THE PROBLEM » Go through the entries below and count the lines holding the word "homes". Reply with only the number, please.

====

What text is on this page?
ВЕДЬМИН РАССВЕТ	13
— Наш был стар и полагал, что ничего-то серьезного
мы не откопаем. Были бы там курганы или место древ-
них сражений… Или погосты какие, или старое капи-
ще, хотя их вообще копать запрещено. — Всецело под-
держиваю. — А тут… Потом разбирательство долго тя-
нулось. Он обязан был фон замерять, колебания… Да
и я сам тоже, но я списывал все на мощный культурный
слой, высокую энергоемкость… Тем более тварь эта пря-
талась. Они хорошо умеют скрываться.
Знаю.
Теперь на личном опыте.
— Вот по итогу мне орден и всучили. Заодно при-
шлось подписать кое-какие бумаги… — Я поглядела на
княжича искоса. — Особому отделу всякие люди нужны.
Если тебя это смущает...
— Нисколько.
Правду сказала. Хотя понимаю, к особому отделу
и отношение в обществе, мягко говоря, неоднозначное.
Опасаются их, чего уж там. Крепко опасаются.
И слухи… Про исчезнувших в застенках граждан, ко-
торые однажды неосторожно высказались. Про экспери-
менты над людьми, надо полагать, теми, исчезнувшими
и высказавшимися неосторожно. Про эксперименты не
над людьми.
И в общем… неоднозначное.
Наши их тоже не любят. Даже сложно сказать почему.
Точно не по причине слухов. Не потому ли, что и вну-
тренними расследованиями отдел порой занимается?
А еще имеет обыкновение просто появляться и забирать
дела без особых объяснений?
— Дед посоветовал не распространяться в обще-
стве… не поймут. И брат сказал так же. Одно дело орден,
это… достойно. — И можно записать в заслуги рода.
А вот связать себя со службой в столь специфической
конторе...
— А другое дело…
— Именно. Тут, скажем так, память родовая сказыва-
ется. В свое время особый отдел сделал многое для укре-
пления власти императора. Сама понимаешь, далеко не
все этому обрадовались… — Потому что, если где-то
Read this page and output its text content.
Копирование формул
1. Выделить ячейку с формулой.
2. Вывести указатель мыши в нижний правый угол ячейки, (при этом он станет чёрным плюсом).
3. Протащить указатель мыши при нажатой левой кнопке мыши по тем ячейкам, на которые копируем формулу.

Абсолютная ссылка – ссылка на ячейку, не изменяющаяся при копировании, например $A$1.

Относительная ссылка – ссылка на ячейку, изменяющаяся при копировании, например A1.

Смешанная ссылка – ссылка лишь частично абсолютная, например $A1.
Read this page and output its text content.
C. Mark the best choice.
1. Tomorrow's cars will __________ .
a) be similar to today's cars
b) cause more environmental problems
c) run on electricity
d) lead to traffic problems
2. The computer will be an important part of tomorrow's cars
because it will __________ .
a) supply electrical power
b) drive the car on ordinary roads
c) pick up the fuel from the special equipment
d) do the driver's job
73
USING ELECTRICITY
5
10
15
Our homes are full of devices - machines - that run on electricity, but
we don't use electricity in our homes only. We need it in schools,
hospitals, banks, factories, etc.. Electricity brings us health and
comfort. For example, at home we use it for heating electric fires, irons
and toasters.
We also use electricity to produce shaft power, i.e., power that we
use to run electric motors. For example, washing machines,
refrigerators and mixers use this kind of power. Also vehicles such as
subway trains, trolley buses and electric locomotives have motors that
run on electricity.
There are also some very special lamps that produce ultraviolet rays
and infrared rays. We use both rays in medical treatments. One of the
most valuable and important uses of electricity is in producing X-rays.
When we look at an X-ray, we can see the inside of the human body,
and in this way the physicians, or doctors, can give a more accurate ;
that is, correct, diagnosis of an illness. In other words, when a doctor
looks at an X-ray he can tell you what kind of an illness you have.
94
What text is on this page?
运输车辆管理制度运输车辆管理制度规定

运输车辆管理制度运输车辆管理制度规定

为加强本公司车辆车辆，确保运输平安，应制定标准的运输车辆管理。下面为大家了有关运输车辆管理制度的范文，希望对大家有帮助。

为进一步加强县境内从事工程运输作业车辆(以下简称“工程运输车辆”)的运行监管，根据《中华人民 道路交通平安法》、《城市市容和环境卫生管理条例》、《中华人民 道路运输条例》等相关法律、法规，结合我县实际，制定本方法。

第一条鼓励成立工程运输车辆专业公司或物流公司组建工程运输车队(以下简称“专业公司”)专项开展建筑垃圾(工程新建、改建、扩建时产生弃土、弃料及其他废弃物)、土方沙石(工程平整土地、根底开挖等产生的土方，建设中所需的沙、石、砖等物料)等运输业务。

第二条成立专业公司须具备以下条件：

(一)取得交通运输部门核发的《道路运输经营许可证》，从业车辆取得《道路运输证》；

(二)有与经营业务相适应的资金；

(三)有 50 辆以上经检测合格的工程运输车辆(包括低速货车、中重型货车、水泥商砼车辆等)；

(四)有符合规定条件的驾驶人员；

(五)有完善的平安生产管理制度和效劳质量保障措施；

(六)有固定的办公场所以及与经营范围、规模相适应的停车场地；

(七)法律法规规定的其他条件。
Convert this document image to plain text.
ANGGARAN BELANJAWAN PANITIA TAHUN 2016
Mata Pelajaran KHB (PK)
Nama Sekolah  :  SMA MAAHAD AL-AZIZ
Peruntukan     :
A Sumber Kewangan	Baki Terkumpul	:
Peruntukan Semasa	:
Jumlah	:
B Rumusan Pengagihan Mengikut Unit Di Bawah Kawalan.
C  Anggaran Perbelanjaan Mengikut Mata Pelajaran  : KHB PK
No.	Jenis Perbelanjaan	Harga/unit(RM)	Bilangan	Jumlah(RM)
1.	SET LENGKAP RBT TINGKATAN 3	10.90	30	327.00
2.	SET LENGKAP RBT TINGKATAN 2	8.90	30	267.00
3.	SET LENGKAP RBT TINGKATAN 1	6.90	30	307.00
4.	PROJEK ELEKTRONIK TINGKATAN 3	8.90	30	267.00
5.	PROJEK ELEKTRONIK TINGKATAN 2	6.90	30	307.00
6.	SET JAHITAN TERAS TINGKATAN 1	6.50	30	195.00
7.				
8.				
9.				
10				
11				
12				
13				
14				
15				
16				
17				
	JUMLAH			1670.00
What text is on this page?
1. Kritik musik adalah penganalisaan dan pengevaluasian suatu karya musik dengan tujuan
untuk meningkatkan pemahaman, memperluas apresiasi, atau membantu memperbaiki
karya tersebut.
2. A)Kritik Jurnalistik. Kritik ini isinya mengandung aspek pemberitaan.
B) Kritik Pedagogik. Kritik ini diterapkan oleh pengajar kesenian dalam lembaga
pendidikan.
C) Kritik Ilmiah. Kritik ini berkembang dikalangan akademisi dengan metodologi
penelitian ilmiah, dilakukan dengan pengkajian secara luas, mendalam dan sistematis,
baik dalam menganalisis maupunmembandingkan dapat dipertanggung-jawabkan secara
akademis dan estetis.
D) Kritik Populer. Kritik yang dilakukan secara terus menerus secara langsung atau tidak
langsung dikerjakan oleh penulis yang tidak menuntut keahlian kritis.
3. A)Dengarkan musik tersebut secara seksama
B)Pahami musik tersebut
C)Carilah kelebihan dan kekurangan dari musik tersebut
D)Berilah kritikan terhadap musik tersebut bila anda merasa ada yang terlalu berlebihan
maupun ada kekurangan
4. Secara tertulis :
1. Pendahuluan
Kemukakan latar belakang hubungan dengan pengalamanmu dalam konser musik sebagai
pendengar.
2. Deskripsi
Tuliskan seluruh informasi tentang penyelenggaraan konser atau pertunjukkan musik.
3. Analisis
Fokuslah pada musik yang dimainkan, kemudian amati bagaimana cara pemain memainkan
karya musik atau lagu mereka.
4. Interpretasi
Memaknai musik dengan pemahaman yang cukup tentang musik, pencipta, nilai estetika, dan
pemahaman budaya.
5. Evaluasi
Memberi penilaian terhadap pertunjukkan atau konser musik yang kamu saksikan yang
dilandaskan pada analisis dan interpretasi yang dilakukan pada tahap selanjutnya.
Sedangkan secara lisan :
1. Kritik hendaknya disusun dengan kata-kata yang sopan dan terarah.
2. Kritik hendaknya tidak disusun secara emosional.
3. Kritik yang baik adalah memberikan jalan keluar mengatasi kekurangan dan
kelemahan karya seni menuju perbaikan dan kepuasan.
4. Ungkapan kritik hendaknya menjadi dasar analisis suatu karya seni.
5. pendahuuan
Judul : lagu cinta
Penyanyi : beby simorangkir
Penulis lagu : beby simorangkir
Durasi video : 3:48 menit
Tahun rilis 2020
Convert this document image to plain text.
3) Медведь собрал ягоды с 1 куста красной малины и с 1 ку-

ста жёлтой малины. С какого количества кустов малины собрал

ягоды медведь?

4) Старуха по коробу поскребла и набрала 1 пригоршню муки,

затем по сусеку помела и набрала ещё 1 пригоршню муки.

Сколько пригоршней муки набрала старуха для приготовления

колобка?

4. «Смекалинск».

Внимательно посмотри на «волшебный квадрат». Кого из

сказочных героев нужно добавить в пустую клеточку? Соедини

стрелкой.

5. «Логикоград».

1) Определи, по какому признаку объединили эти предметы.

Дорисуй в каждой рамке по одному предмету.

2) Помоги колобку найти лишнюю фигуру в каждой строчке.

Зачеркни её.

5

====

CORRECT OUTPUT » 2